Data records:
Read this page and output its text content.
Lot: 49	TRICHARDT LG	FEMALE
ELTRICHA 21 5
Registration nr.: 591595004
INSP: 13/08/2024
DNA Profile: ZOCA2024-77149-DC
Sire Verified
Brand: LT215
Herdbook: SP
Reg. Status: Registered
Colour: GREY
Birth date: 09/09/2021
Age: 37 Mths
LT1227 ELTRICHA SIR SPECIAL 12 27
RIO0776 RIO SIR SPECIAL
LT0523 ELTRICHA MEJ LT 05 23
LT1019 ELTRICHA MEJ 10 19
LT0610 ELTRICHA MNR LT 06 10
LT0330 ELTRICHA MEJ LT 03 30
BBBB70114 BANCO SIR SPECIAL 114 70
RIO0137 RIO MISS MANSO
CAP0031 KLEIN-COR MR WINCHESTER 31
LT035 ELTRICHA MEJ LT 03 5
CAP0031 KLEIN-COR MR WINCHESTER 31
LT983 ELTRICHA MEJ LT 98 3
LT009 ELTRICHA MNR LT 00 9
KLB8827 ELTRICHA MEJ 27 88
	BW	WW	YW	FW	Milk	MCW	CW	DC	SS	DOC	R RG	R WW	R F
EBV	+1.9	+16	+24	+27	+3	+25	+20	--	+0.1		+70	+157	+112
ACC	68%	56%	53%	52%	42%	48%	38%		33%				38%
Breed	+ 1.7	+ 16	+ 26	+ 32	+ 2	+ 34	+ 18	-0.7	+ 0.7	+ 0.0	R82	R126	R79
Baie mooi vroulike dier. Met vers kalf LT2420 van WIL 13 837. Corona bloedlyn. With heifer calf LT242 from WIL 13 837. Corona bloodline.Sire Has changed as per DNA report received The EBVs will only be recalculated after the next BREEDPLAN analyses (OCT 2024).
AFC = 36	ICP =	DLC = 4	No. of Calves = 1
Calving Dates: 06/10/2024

* * *

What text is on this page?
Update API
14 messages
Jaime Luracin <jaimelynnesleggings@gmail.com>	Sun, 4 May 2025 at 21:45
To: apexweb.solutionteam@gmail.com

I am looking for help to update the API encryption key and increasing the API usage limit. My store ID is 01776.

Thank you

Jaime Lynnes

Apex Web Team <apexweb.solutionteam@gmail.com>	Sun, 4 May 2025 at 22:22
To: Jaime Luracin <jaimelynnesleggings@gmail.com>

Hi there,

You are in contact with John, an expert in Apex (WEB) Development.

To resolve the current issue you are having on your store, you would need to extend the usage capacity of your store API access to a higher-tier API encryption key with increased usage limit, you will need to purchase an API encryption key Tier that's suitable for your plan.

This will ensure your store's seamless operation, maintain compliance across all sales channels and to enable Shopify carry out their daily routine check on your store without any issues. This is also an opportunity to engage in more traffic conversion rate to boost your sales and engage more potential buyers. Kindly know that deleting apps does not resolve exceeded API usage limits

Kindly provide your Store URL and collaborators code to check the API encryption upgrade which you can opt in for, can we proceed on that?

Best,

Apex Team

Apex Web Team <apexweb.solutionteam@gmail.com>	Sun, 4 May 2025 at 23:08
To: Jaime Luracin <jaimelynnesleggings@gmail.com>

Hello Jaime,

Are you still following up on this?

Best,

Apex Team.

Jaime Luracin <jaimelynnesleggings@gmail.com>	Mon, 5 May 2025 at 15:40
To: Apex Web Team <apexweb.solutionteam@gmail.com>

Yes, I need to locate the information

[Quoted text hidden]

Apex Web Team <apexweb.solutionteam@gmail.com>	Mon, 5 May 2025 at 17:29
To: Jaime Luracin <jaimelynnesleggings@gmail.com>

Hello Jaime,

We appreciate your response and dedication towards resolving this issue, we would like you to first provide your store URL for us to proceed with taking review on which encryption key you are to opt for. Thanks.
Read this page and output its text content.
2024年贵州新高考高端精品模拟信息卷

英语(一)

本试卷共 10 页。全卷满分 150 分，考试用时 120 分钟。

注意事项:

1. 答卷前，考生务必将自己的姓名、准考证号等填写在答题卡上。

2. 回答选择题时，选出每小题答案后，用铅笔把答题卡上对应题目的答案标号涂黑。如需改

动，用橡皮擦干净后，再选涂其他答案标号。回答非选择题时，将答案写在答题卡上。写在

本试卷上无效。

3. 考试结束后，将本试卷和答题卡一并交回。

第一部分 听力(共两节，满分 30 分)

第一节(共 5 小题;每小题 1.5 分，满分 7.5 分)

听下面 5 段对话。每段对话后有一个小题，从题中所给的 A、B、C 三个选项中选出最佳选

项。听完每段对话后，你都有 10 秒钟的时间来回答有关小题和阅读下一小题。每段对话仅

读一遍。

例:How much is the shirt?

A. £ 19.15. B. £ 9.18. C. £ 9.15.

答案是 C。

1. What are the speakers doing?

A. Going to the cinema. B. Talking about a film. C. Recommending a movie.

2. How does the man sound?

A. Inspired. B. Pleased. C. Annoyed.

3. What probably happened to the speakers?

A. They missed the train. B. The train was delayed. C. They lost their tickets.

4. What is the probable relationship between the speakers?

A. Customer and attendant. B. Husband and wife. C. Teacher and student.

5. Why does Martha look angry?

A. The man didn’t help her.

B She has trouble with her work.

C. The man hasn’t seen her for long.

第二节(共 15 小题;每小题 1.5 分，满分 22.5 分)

--

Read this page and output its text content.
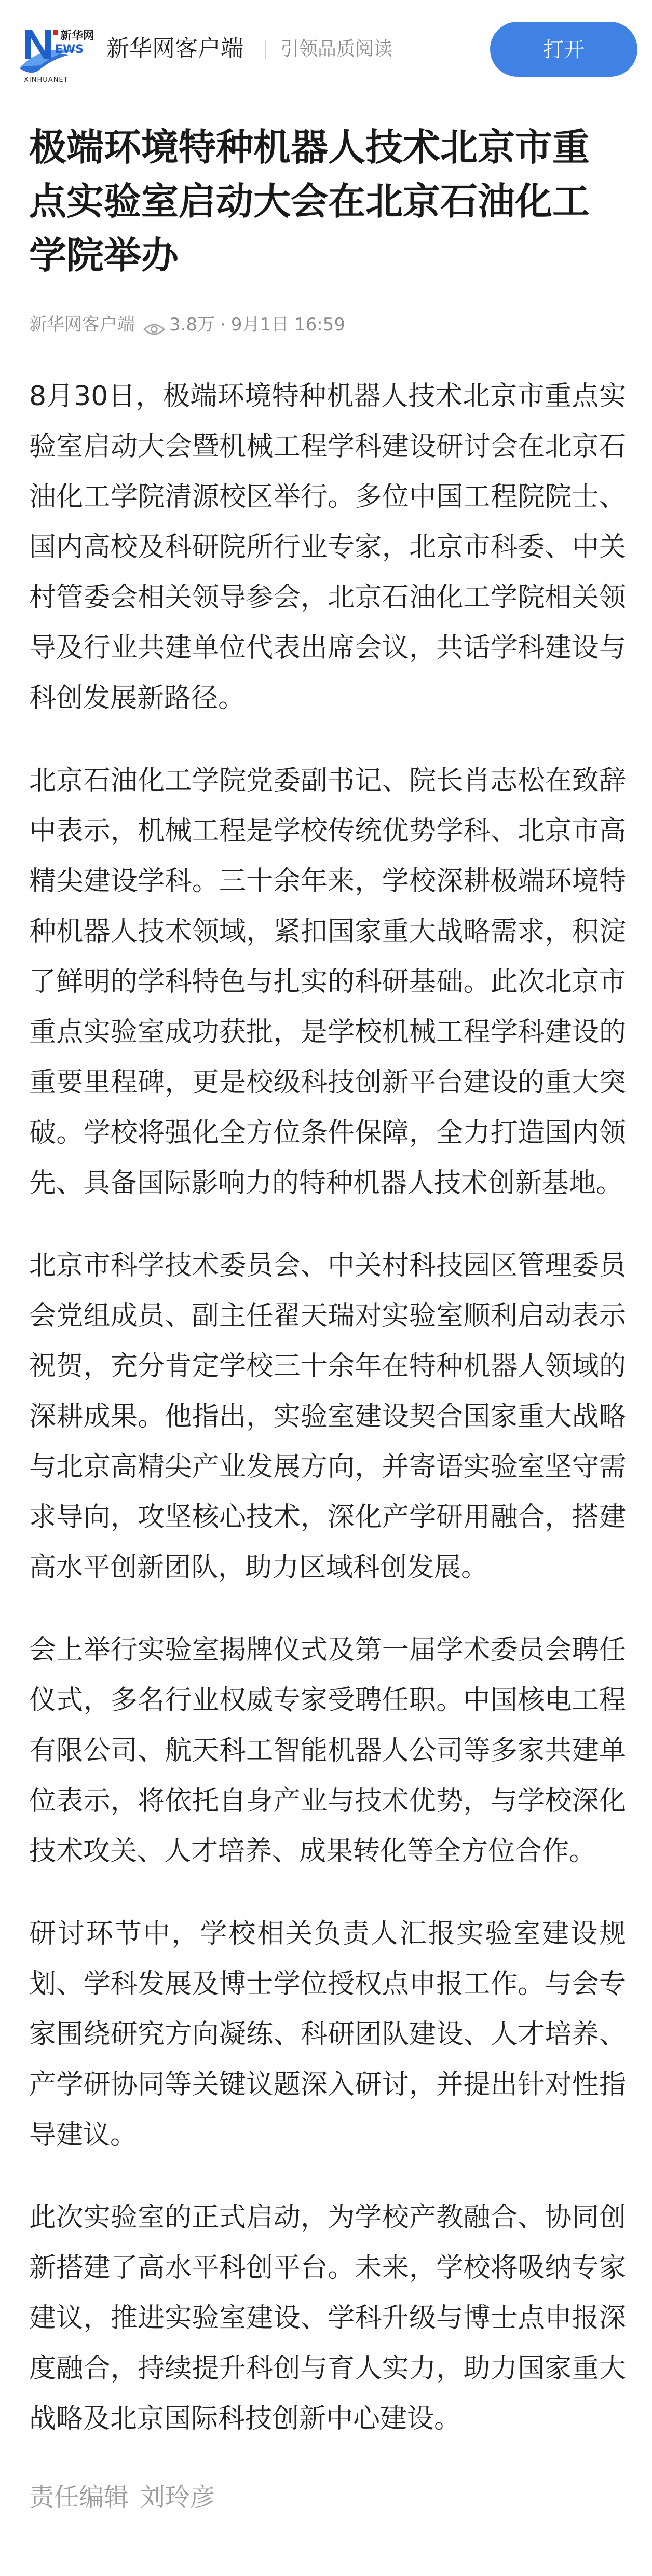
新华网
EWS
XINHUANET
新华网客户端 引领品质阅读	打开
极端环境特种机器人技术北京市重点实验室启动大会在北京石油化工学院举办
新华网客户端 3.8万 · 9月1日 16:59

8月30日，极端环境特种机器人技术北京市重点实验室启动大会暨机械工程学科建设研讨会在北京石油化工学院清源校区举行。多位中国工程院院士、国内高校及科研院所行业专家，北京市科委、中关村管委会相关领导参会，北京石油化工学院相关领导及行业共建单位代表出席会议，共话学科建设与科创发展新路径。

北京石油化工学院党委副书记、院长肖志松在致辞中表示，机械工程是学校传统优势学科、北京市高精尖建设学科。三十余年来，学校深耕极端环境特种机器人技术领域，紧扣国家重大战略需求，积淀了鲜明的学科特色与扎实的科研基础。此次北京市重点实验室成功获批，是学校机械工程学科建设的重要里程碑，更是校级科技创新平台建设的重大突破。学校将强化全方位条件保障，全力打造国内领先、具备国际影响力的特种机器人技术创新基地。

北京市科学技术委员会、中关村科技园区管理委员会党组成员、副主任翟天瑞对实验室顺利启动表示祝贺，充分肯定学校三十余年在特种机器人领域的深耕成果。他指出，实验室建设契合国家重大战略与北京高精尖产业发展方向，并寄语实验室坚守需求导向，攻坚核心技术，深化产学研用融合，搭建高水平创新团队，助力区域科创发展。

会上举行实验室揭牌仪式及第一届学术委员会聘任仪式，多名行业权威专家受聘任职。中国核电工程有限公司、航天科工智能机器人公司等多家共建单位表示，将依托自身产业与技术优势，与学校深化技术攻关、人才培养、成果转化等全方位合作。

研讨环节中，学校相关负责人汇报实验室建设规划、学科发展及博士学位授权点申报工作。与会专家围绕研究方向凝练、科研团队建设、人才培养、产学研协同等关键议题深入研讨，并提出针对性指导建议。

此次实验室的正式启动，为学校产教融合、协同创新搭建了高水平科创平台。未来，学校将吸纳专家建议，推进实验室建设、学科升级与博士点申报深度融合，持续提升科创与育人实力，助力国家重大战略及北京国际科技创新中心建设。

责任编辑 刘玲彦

• **TASK TO CARRY OUT**: Check every line of the listing for the string "that" and report how many lines have it, as a number alone.

• **THE OUTPUT**: 3